SOURCE DATA:

- - -

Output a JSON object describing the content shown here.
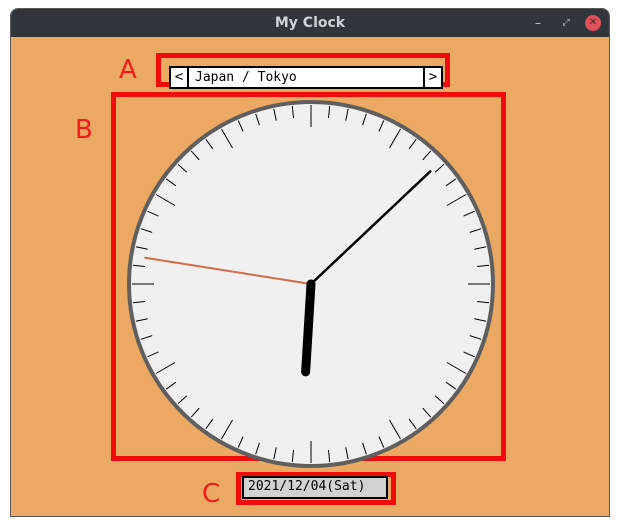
{
  "window": {
    "title": "My Clock",
    "minimize_glyph": "–",
    "maximize_glyph": "⤢",
    "close_glyph": "✕"
  },
  "annotations": {
    "a": "A",
    "b": "B",
    "c": "C"
  },
  "timezone": {
    "prev_glyph": "<",
    "next_glyph": ">",
    "label": "Japan / Tokyo"
  },
  "clock": {
    "hour": 6,
    "minute": 7,
    "second": 46.5,
    "hand_colors": {
      "hour": "#000000",
      "minute": "#000000",
      "second": "#cf6d4a"
    },
    "face_color": "#f0f0f0",
    "rim_color": "#5f5f5f"
  },
  "date": {
    "text": "2021/12/04(Sat)"
  },
  "colors": {
    "background": "#eba964",
    "annotation_red": "#f10c0c"
  }
}
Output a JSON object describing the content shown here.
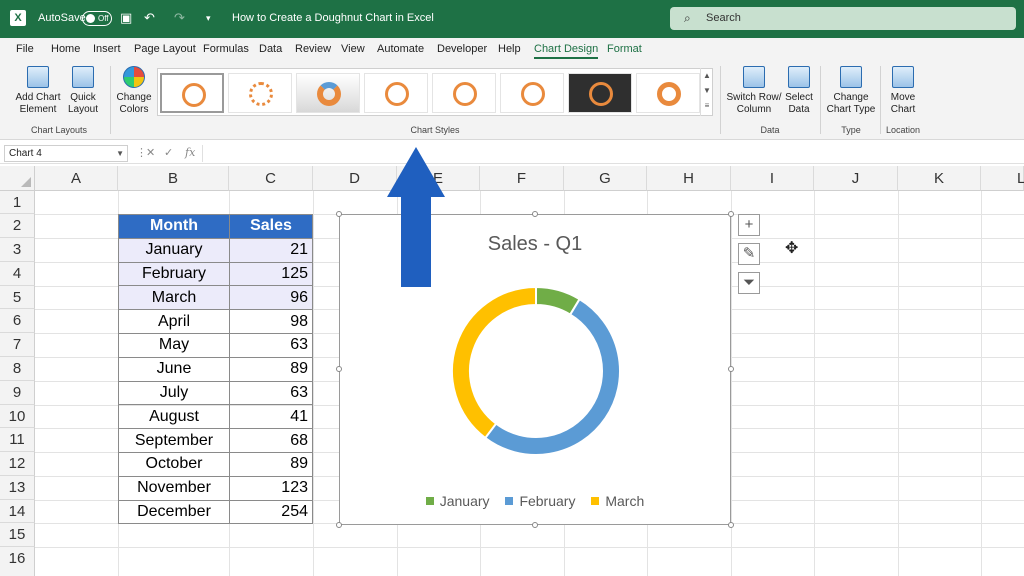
{
  "titlebar": {
    "autosave_label": "AutoSave",
    "autosave_state": "Off",
    "doc_title": "How to Create a Doughnut Chart in Excel",
    "search_placeholder": "Search"
  },
  "tabs": [
    "File",
    "Home",
    "Insert",
    "Page Layout",
    "Formulas",
    "Data",
    "Review",
    "View",
    "Automate",
    "Developer",
    "Help",
    "Chart Design",
    "Format"
  ],
  "active_tab": "Chart Design",
  "ribbon": {
    "add_chart_element": "Add Chart Element",
    "quick_layout": "Quick Layout",
    "chart_layouts_label": "Chart Layouts",
    "change_colors": "Change Colors",
    "chart_styles_label": "Chart Styles",
    "switch_row_column": "Switch Row/ Column",
    "select_data": "Select Data",
    "data_label": "Data",
    "change_chart_type": "Change Chart Type",
    "type_label": "Type",
    "move_chart": "Move Chart",
    "location_label": "Location"
  },
  "formula_bar": {
    "name_box": "Chart 4",
    "fx": "fx"
  },
  "columns": [
    "A",
    "B",
    "C",
    "D",
    "E",
    "F",
    "G",
    "H",
    "I",
    "J",
    "K",
    "L"
  ],
  "rows": [
    "1",
    "2",
    "3",
    "4",
    "5",
    "6",
    "7",
    "8",
    "9",
    "10",
    "11",
    "12",
    "13",
    "14",
    "15",
    "16"
  ],
  "table": {
    "header": [
      "Month",
      "Sales"
    ],
    "rows": [
      [
        "January",
        "21"
      ],
      [
        "February",
        "125"
      ],
      [
        "March",
        "96"
      ],
      [
        "April",
        "98"
      ],
      [
        "May",
        "63"
      ],
      [
        "June",
        "89"
      ],
      [
        "July",
        "63"
      ],
      [
        "August",
        "41"
      ],
      [
        "September",
        "68"
      ],
      [
        "October",
        "89"
      ],
      [
        "November",
        "123"
      ],
      [
        "December",
        "254"
      ]
    ]
  },
  "chart_data": {
    "type": "doughnut",
    "title": "Sales - Q1",
    "categories": [
      "January",
      "February",
      "March"
    ],
    "values": [
      21,
      125,
      96
    ],
    "colors": [
      "#70ad47",
      "#5b9bd5",
      "#ffc000"
    ],
    "legend": "bottom"
  },
  "side_buttons": [
    "plus-icon",
    "brush-icon",
    "filter-icon"
  ]
}
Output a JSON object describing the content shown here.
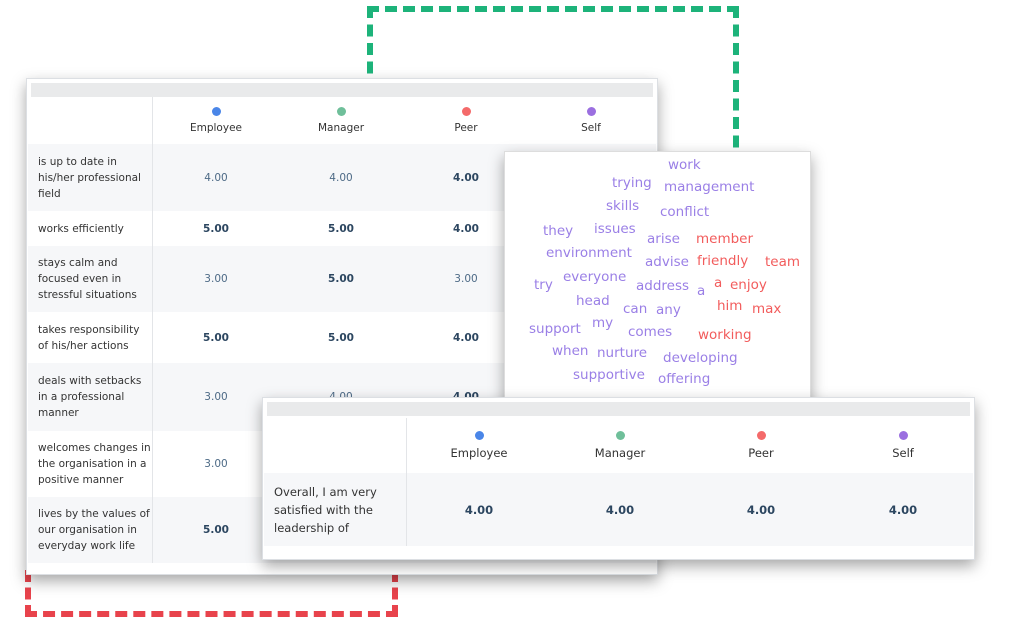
{
  "colors": {
    "employee": "#4a86e8",
    "manager": "#6fbf9a",
    "peer": "#f46a6a",
    "self": "#9b6fe0",
    "cloud_purple": "#9a7fe6",
    "cloud_red": "#f25c5c"
  },
  "columns": [
    "Employee",
    "Manager",
    "Peer",
    "Self"
  ],
  "main_table": {
    "rows": [
      {
        "label": "is up to date in his/her professional field",
        "values": [
          "4.00",
          "4.00",
          "4.00"
        ],
        "bold": [
          false,
          false,
          true
        ]
      },
      {
        "label": "works efficiently",
        "values": [
          "5.00",
          "5.00",
          "4.00"
        ],
        "bold": [
          true,
          true,
          true
        ]
      },
      {
        "label": "stays calm and focused even in stressful situations",
        "values": [
          "3.00",
          "5.00",
          "3.00"
        ],
        "bold": [
          false,
          true,
          false
        ]
      },
      {
        "label": "takes responsibility of his/her actions",
        "values": [
          "5.00",
          "5.00",
          "4.00"
        ],
        "bold": [
          true,
          true,
          true
        ]
      },
      {
        "label": "deals with setbacks in a professional manner",
        "values": [
          "3.00",
          "4.00",
          "4.00"
        ],
        "bold": [
          false,
          false,
          true
        ]
      },
      {
        "label": "welcomes changes in the organisation in a positive manner",
        "values": [
          "3.00"
        ],
        "bold": [
          false
        ]
      },
      {
        "label": "lives by the values of our organisation in everyday work life",
        "values": [
          "5.00"
        ],
        "bold": [
          true
        ]
      }
    ]
  },
  "summary_table": {
    "row": {
      "label": "Overall, I am very satisfied with the leadership of",
      "values": [
        "4.00",
        "4.00",
        "4.00",
        "4.00"
      ]
    }
  },
  "word_cloud": [
    {
      "text": "work",
      "color": "purple"
    },
    {
      "text": "trying",
      "color": "purple"
    },
    {
      "text": "management",
      "color": "purple"
    },
    {
      "text": "skills",
      "color": "purple"
    },
    {
      "text": "conflict",
      "color": "purple"
    },
    {
      "text": "they",
      "color": "purple"
    },
    {
      "text": "issues",
      "color": "purple"
    },
    {
      "text": "arise",
      "color": "purple"
    },
    {
      "text": "member",
      "color": "red"
    },
    {
      "text": "environment",
      "color": "purple"
    },
    {
      "text": "advise",
      "color": "purple"
    },
    {
      "text": "friendly",
      "color": "red"
    },
    {
      "text": "team",
      "color": "red"
    },
    {
      "text": "try",
      "color": "purple"
    },
    {
      "text": "everyone",
      "color": "purple"
    },
    {
      "text": "address",
      "color": "purple"
    },
    {
      "text": "a",
      "color": "purple"
    },
    {
      "text": "a",
      "color": "red"
    },
    {
      "text": "enjoy",
      "color": "red"
    },
    {
      "text": "head",
      "color": "purple"
    },
    {
      "text": "can",
      "color": "purple"
    },
    {
      "text": "any",
      "color": "purple"
    },
    {
      "text": "him",
      "color": "red"
    },
    {
      "text": "max",
      "color": "red"
    },
    {
      "text": "support",
      "color": "purple"
    },
    {
      "text": "my",
      "color": "purple"
    },
    {
      "text": "comes",
      "color": "purple"
    },
    {
      "text": "working",
      "color": "red"
    },
    {
      "text": "when",
      "color": "purple"
    },
    {
      "text": "nurture",
      "color": "purple"
    },
    {
      "text": "developing",
      "color": "purple"
    },
    {
      "text": "supportive",
      "color": "purple"
    },
    {
      "text": "offering",
      "color": "purple"
    }
  ]
}
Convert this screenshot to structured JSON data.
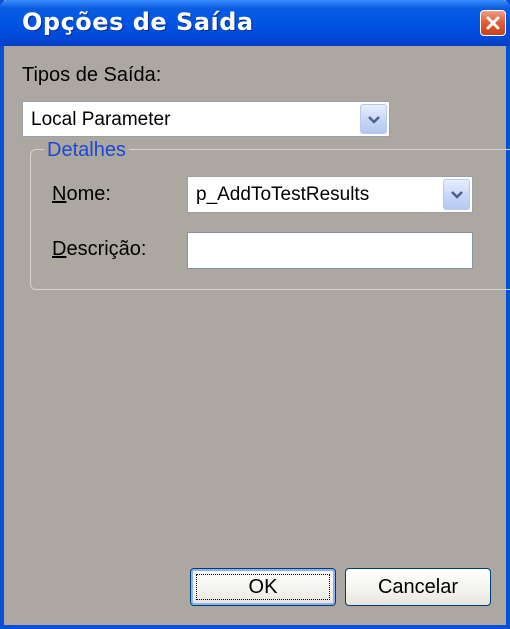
{
  "window": {
    "title": "Opções de Saída",
    "close_icon": "close-icon"
  },
  "output_types": {
    "label": "Tipos de Saída:",
    "selected": "Local Parameter"
  },
  "details": {
    "legend": "Detalhes",
    "name_label_accel": "N",
    "name_label_rest": "ome:",
    "name_value": "p_AddToTestResults",
    "description_label_accel": "D",
    "description_label_rest": "escrição:",
    "description_value": ""
  },
  "buttons": {
    "ok": "OK",
    "cancel": "Cancelar"
  },
  "colors": {
    "titlebar": "#0054e3",
    "dialog_bg": "#ACA8A1",
    "legend_text": "#1a48d4",
    "close_button": "#e0603a"
  }
}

- - -

WHAT YOU HAVE TO DO:
Give back, word for word, every line from the one holding "Convert this screenshot" through the last line of the listing. Pictures are excluded.

WRITTEN SOLUTION:
Convert this screenshot to structured JSON data.
{
  "window": {
    "title": "Opções de Saída",
    "close_icon": "close-icon"
  },
  "output_types": {
    "label": "Tipos de Saída:",
    "selected": "Local Parameter"
  },
  "details": {
    "legend": "Detalhes",
    "name_label_accel": "N",
    "name_label_rest": "ome:",
    "name_value": "p_AddToTestResults",
    "description_label_accel": "D",
    "description_label_rest": "escrição:",
    "description_value": ""
  },
  "buttons": {
    "ok": "OK",
    "cancel": "Cancelar"
  },
  "colors": {
    "titlebar": "#0054e3",
    "dialog_bg": "#ACA8A1",
    "legend_text": "#1a48d4",
    "close_button": "#e0603a"
  }
}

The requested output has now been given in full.